§ **WORK TO BE COMPLETED**
Exclude images, then output the remaining data verbatim.
##### GIVEN DATA #####
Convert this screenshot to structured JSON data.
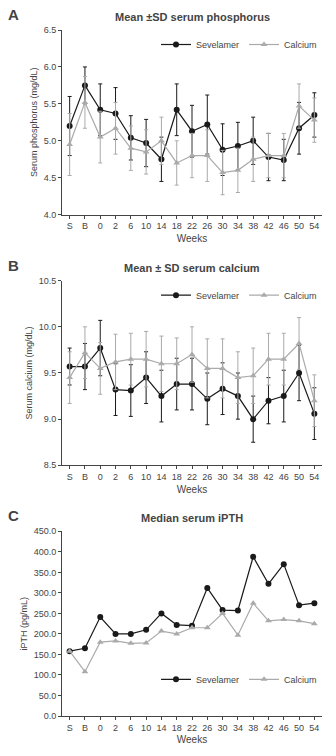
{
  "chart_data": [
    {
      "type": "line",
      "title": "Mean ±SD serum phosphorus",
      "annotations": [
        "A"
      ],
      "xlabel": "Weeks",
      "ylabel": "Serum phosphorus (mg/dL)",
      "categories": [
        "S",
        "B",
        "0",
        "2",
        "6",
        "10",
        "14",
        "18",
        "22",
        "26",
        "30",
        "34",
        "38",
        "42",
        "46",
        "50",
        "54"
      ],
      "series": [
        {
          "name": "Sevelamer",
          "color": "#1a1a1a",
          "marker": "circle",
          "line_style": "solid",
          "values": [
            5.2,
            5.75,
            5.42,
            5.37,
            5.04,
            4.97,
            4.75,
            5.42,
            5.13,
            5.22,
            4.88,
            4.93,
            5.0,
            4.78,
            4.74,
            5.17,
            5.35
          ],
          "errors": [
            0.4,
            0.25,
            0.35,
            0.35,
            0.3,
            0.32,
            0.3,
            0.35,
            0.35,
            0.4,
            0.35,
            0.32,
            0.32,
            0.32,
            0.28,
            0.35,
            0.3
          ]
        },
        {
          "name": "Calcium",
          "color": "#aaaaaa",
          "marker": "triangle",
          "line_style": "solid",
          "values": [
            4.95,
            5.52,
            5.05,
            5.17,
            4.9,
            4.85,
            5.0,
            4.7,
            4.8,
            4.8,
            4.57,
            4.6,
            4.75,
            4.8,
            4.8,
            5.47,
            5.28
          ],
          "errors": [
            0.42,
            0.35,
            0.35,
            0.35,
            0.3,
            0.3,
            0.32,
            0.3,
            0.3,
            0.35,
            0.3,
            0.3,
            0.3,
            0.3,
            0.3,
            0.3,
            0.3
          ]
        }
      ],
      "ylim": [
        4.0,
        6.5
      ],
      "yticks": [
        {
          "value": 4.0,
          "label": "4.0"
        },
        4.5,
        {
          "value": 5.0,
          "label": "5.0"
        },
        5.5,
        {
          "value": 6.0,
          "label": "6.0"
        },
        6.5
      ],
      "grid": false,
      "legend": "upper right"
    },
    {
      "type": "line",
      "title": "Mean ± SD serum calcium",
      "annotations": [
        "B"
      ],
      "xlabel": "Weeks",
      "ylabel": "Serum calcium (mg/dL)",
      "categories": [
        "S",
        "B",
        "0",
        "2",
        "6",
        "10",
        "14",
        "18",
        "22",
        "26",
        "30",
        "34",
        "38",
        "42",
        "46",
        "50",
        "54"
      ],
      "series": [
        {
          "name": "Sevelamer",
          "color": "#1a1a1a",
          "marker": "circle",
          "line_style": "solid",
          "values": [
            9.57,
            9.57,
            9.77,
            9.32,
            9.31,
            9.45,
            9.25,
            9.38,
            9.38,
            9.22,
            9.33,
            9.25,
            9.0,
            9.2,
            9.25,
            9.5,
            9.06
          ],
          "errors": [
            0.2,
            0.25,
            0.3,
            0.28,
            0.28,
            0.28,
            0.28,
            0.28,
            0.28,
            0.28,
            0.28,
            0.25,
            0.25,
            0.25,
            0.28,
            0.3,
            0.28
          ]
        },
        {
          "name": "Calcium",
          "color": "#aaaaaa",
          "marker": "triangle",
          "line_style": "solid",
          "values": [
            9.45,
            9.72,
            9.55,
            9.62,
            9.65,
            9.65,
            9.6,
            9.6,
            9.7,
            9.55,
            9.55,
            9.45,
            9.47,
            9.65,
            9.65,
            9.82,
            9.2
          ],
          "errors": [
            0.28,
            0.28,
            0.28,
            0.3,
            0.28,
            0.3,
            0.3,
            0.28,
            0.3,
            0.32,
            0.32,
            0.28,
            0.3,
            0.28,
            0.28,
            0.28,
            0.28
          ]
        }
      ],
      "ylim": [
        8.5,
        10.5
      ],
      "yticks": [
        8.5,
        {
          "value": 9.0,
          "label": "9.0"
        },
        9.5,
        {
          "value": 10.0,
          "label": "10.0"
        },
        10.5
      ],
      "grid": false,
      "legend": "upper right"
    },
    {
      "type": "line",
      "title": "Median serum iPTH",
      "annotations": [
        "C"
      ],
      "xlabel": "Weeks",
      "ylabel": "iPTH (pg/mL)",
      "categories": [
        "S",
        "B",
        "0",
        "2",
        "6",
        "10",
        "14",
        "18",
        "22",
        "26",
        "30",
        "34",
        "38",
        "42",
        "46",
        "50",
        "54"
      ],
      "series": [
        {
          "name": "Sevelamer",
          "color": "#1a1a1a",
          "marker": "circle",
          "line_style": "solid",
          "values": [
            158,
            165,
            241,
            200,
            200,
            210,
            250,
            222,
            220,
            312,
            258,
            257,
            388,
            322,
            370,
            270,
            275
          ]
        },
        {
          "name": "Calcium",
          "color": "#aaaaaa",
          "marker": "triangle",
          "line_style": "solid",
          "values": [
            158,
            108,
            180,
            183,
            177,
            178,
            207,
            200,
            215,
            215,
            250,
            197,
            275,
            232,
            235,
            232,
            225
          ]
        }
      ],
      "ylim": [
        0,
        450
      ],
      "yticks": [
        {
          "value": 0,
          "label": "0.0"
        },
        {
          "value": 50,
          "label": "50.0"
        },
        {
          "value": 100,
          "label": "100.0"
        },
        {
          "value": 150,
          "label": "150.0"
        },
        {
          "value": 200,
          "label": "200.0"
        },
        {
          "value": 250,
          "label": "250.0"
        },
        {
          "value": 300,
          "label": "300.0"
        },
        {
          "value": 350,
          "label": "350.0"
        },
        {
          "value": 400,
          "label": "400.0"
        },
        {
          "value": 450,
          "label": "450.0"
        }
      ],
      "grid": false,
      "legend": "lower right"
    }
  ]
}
#####
§ **TASK RESPONSE**
Convert this screenshot to structured JSON data.
{
  "chart_data": [
    {
      "type": "line",
      "title": "Mean ±SD serum phosphorus",
      "annotations": [
        "A"
      ],
      "xlabel": "Weeks",
      "ylabel": "Serum phosphorus (mg/dL)",
      "categories": [
        "S",
        "B",
        "0",
        "2",
        "6",
        "10",
        "14",
        "18",
        "22",
        "26",
        "30",
        "34",
        "38",
        "42",
        "46",
        "50",
        "54"
      ],
      "series": [
        {
          "name": "Sevelamer",
          "color": "#1a1a1a",
          "marker": "circle",
          "line_style": "solid",
          "values": [
            5.2,
            5.75,
            5.42,
            5.37,
            5.04,
            4.97,
            4.75,
            5.42,
            5.13,
            5.22,
            4.88,
            4.93,
            5.0,
            4.78,
            4.74,
            5.17,
            5.35
          ],
          "errors": [
            0.4,
            0.25,
            0.35,
            0.35,
            0.3,
            0.32,
            0.3,
            0.35,
            0.35,
            0.4,
            0.35,
            0.32,
            0.32,
            0.32,
            0.28,
            0.35,
            0.3
          ]
        },
        {
          "name": "Calcium",
          "color": "#aaaaaa",
          "marker": "triangle",
          "line_style": "solid",
          "values": [
            4.95,
            5.52,
            5.05,
            5.17,
            4.9,
            4.85,
            5.0,
            4.7,
            4.8,
            4.8,
            4.57,
            4.6,
            4.75,
            4.8,
            4.8,
            5.47,
            5.28
          ],
          "errors": [
            0.42,
            0.35,
            0.35,
            0.35,
            0.3,
            0.3,
            0.32,
            0.3,
            0.3,
            0.35,
            0.3,
            0.3,
            0.3,
            0.3,
            0.3,
            0.3,
            0.3
          ]
        }
      ],
      "ylim": [
        4.0,
        6.5
      ],
      "yticks": [
        {
          "value": 4.0,
          "label": "4.0"
        },
        4.5,
        {
          "value": 5.0,
          "label": "5.0"
        },
        5.5,
        {
          "value": 6.0,
          "label": "6.0"
        },
        6.5
      ],
      "grid": false,
      "legend": "upper right"
    },
    {
      "type": "line",
      "title": "Mean ± SD serum calcium",
      "annotations": [
        "B"
      ],
      "xlabel": "Weeks",
      "ylabel": "Serum calcium (mg/dL)",
      "categories": [
        "S",
        "B",
        "0",
        "2",
        "6",
        "10",
        "14",
        "18",
        "22",
        "26",
        "30",
        "34",
        "38",
        "42",
        "46",
        "50",
        "54"
      ],
      "series": [
        {
          "name": "Sevelamer",
          "color": "#1a1a1a",
          "marker": "circle",
          "line_style": "solid",
          "values": [
            9.57,
            9.57,
            9.77,
            9.32,
            9.31,
            9.45,
            9.25,
            9.38,
            9.38,
            9.22,
            9.33,
            9.25,
            9.0,
            9.2,
            9.25,
            9.5,
            9.06
          ],
          "errors": [
            0.2,
            0.25,
            0.3,
            0.28,
            0.28,
            0.28,
            0.28,
            0.28,
            0.28,
            0.28,
            0.28,
            0.25,
            0.25,
            0.25,
            0.28,
            0.3,
            0.28
          ]
        },
        {
          "name": "Calcium",
          "color": "#aaaaaa",
          "marker": "triangle",
          "line_style": "solid",
          "values": [
            9.45,
            9.72,
            9.55,
            9.62,
            9.65,
            9.65,
            9.6,
            9.6,
            9.7,
            9.55,
            9.55,
            9.45,
            9.47,
            9.65,
            9.65,
            9.82,
            9.2
          ],
          "errors": [
            0.28,
            0.28,
            0.28,
            0.3,
            0.28,
            0.3,
            0.3,
            0.28,
            0.3,
            0.32,
            0.32,
            0.28,
            0.3,
            0.28,
            0.28,
            0.28,
            0.28
          ]
        }
      ],
      "ylim": [
        8.5,
        10.5
      ],
      "yticks": [
        8.5,
        {
          "value": 9.0,
          "label": "9.0"
        },
        9.5,
        {
          "value": 10.0,
          "label": "10.0"
        },
        10.5
      ],
      "grid": false,
      "legend": "upper right"
    },
    {
      "type": "line",
      "title": "Median serum iPTH",
      "annotations": [
        "C"
      ],
      "xlabel": "Weeks",
      "ylabel": "iPTH (pg/mL)",
      "categories": [
        "S",
        "B",
        "0",
        "2",
        "6",
        "10",
        "14",
        "18",
        "22",
        "26",
        "30",
        "34",
        "38",
        "42",
        "46",
        "50",
        "54"
      ],
      "series": [
        {
          "name": "Sevelamer",
          "color": "#1a1a1a",
          "marker": "circle",
          "line_style": "solid",
          "values": [
            158,
            165,
            241,
            200,
            200,
            210,
            250,
            222,
            220,
            312,
            258,
            257,
            388,
            322,
            370,
            270,
            275
          ]
        },
        {
          "name": "Calcium",
          "color": "#aaaaaa",
          "marker": "triangle",
          "line_style": "solid",
          "values": [
            158,
            108,
            180,
            183,
            177,
            178,
            207,
            200,
            215,
            215,
            250,
            197,
            275,
            232,
            235,
            232,
            225
          ]
        }
      ],
      "ylim": [
        0,
        450
      ],
      "yticks": [
        {
          "value": 0,
          "label": "0.0"
        },
        {
          "value": 50,
          "label": "50.0"
        },
        {
          "value": 100,
          "label": "100.0"
        },
        {
          "value": 150,
          "label": "150.0"
        },
        {
          "value": 200,
          "label": "200.0"
        },
        {
          "value": 250,
          "label": "250.0"
        },
        {
          "value": 300,
          "label": "300.0"
        },
        {
          "value": 350,
          "label": "350.0"
        },
        {
          "value": 400,
          "label": "400.0"
        },
        {
          "value": 450,
          "label": "450.0"
        }
      ],
      "grid": false,
      "legend": "lower right"
    }
  ]
}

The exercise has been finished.